» **EXERCISE DESCRIPTION**
Copy all of the records below verbatim.

(Stored data)

══════════════════════════════

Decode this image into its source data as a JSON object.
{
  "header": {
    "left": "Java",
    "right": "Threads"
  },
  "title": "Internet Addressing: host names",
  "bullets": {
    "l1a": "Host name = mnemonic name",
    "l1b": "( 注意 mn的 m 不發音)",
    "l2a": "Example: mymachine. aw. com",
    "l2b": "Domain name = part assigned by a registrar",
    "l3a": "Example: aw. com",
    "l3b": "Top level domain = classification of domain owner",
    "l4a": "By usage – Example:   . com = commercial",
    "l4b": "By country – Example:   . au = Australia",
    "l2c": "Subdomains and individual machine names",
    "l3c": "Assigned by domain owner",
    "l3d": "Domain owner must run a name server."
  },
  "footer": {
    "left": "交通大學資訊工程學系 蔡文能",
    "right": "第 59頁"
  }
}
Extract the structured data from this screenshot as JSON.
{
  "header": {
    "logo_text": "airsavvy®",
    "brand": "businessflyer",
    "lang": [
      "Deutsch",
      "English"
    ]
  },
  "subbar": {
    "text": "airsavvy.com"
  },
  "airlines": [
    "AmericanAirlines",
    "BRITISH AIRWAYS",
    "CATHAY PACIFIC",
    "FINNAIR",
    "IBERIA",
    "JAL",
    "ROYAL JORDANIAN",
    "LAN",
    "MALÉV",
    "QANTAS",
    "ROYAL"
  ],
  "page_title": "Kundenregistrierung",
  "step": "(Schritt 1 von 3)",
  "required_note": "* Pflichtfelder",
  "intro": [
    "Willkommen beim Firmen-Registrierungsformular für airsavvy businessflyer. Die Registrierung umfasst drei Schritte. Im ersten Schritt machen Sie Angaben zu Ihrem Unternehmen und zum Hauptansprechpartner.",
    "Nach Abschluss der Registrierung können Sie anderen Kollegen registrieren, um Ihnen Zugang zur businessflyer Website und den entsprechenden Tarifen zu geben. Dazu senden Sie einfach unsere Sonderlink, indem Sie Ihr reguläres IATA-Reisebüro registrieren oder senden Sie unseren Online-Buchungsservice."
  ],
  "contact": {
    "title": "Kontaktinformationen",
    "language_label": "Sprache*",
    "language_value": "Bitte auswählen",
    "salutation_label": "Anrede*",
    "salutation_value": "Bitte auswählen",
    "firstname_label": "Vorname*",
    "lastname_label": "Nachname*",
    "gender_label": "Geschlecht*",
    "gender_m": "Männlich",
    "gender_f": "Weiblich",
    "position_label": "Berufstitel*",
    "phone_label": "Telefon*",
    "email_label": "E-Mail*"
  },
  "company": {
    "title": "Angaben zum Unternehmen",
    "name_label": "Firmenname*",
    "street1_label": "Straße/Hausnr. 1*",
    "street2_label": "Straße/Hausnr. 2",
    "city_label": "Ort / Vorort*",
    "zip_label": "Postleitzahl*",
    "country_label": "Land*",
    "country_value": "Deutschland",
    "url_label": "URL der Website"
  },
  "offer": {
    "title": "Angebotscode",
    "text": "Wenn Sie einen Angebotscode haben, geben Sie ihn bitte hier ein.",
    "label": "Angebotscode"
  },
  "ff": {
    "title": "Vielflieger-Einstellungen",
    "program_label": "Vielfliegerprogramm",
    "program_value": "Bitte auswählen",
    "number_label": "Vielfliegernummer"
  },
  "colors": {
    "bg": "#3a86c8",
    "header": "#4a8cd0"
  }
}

══════════════════════════════

» **COMPLETED EXERCISE**
Decode this image into its source data as a JSON object.
{
  "header": {
    "left": "Java",
    "right": "Threads"
  },
  "title": "Internet Addressing: host names",
  "bullets": {
    "l1a": "Host name = mnemonic name",
    "l1b": "( 注意 mn的 m 不發音)",
    "l2a": "Example: mymachine. aw. com",
    "l2b": "Domain name = part assigned by a registrar",
    "l3a": "Example: aw. com",
    "l3b": "Top level domain = classification of domain owner",
    "l4a": "By usage – Example:   . com = commercial",
    "l4b": "By country – Example:   . au = Australia",
    "l2c": "Subdomains and individual machine names",
    "l3c": "Assigned by domain owner",
    "l3d": "Domain owner must run a name server."
  },
  "footer": {
    "left": "交通大學資訊工程學系 蔡文能",
    "right": "第 59頁"
  }
}
Extract the structured data from this screenshot as JSON.
{
  "header": {
    "logo_text": "airsavvy®",
    "brand": "businessflyer",
    "lang": [
      "Deutsch",
      "English"
    ]
  },
  "subbar": {
    "text": "airsavvy.com"
  },
  "airlines": [
    "AmericanAirlines",
    "BRITISH AIRWAYS",
    "CATHAY PACIFIC",
    "FINNAIR",
    "IBERIA",
    "JAL",
    "ROYAL JORDANIAN",
    "LAN",
    "MALÉV",
    "QANTAS",
    "ROYAL"
  ],
  "page_title": "Kundenregistrierung",
  "step": "(Schritt 1 von 3)",
  "required_note": "* Pflichtfelder",
  "intro": [
    "Willkommen beim Firmen-Registrierungsformular für airsavvy businessflyer. Die Registrierung umfasst drei Schritte. Im ersten Schritt machen Sie Angaben zu Ihrem Unternehmen und zum Hauptansprechpartner.",
    "Nach Abschluss der Registrierung können Sie anderen Kollegen registrieren, um Ihnen Zugang zur businessflyer Website und den entsprechenden Tarifen zu geben. Dazu senden Sie einfach unsere Sonderlink, indem Sie Ihr reguläres IATA-Reisebüro registrieren oder senden Sie unseren Online-Buchungsservice."
  ],
  "contact": {
    "title": "Kontaktinformationen",
    "language_label": "Sprache*",
    "language_value": "Bitte auswählen",
    "salutation_label": "Anrede*",
    "salutation_value": "Bitte auswählen",
    "firstname_label": "Vorname*",
    "lastname_label": "Nachname*",
    "gender_label": "Geschlecht*",
    "gender_m": "Männlich",
    "gender_f": "Weiblich",
    "position_label": "Berufstitel*",
    "phone_label": "Telefon*",
    "email_label": "E-Mail*"
  },
  "company": {
    "title": "Angaben zum Unternehmen",
    "name_label": "Firmenname*",
    "street1_label": "Straße/Hausnr. 1*",
    "street2_label": "Straße/Hausnr. 2",
    "city_label": "Ort / Vorort*",
    "zip_label": "Postleitzahl*",
    "country_label": "Land*",
    "country_value": "Deutschland",
    "url_label": "URL der Website"
  },
  "offer": {
    "title": "Angebotscode",
    "text": "Wenn Sie einen Angebotscode haben, geben Sie ihn bitte hier ein.",
    "label": "Angebotscode"
  },
  "ff": {
    "title": "Vielflieger-Einstellungen",
    "program_label": "Vielfliegerprogramm",
    "program_value": "Bitte auswählen",
    "number_label": "Vielfliegernummer"
  },
  "colors": {
    "bg": "#3a86c8",
    "header": "#4a8cd0"
  }
}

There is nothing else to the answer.